* _What the exercise asks_: Below is some material; set it all down exactly, apart from the pictures.

---------- Extracted entries

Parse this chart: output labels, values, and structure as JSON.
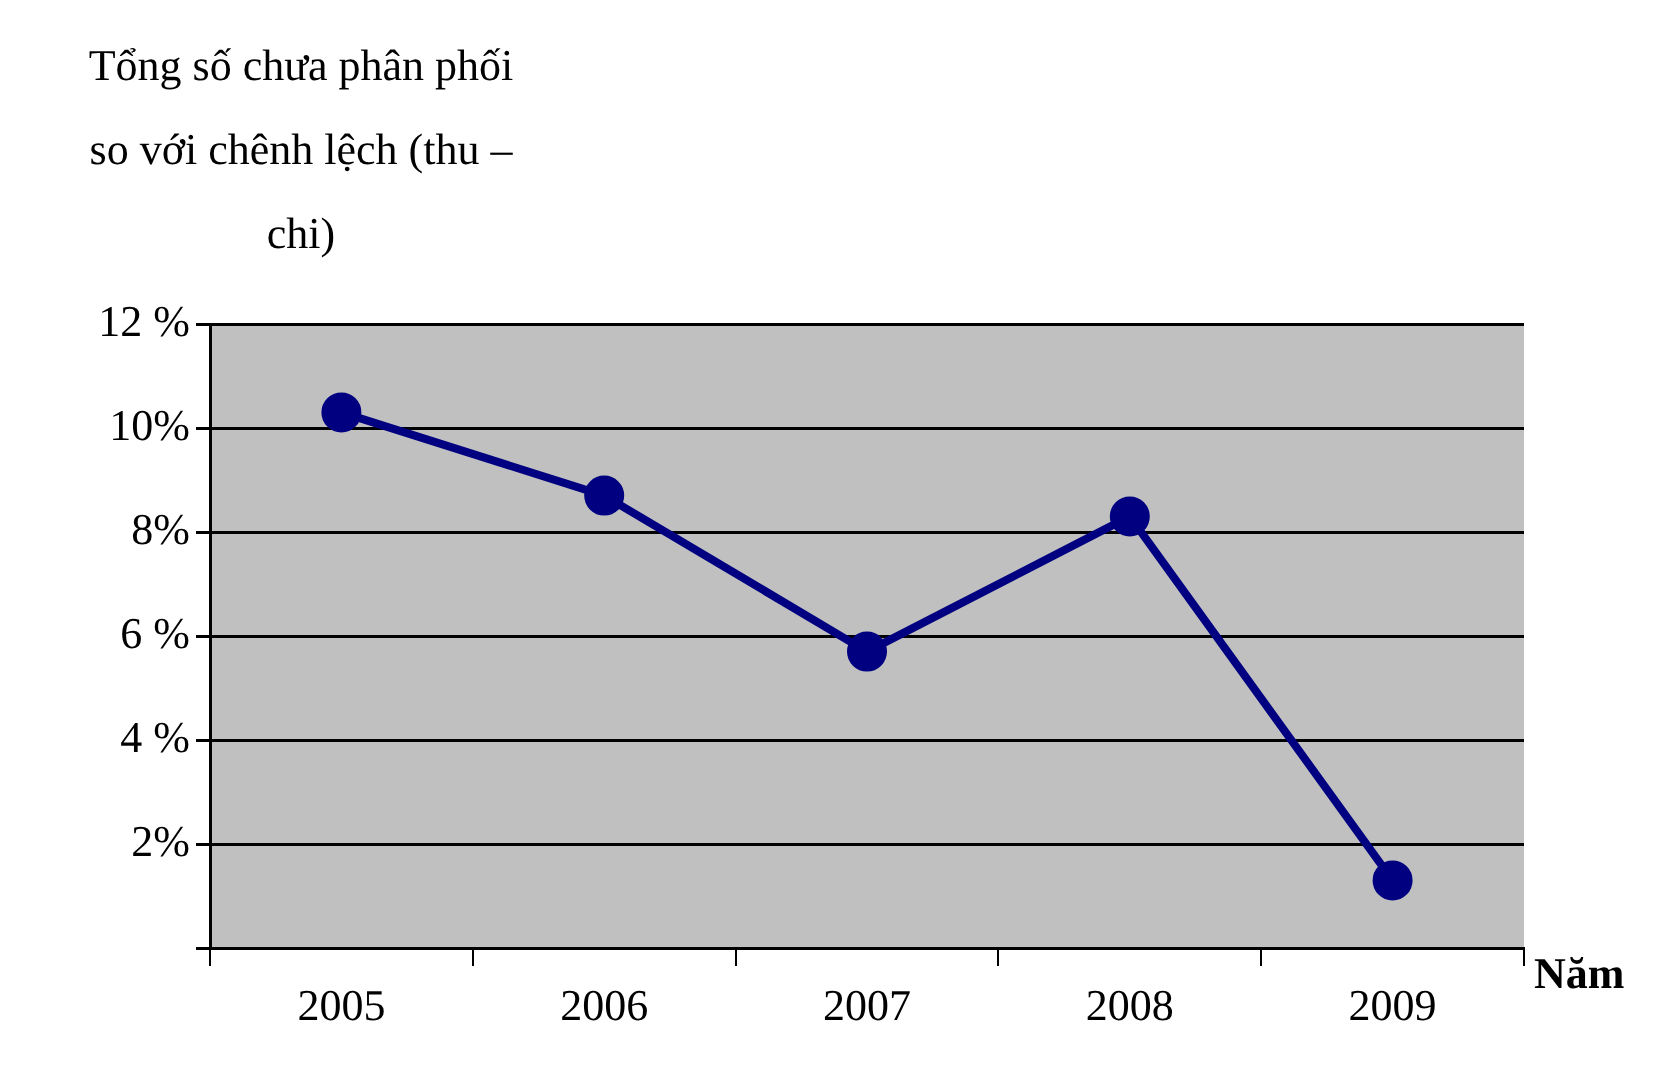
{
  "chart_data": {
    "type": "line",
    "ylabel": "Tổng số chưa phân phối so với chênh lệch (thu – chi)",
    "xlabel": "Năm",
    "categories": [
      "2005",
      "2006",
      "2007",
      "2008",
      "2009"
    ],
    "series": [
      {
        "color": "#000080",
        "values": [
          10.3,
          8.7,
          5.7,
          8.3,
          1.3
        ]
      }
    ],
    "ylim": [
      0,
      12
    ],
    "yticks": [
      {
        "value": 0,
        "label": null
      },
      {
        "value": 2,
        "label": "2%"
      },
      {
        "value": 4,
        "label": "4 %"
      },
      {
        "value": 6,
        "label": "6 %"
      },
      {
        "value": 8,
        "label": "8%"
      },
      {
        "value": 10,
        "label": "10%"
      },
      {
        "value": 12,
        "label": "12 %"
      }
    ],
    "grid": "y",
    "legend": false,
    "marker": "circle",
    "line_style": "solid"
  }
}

--------------------

* _Problem solution_:
Parse this chart: output labels, values, and structure as JSON.
{
  "chart_data": {
    "type": "line",
    "ylabel": "Tổng số chưa phân phối so với chênh lệch (thu – chi)",
    "xlabel": "Năm",
    "categories": [
      "2005",
      "2006",
      "2007",
      "2008",
      "2009"
    ],
    "series": [
      {
        "color": "#000080",
        "values": [
          10.3,
          8.7,
          5.7,
          8.3,
          1.3
        ]
      }
    ],
    "ylim": [
      0,
      12
    ],
    "yticks": [
      {
        "value": 0,
        "label": null
      },
      {
        "value": 2,
        "label": "2%"
      },
      {
        "value": 4,
        "label": "4 %"
      },
      {
        "value": 6,
        "label": "6 %"
      },
      {
        "value": 8,
        "label": "8%"
      },
      {
        "value": 10,
        "label": "10%"
      },
      {
        "value": 12,
        "label": "12 %"
      }
    ],
    "grid": "y",
    "legend": false,
    "marker": "circle",
    "line_style": "solid"
  }
}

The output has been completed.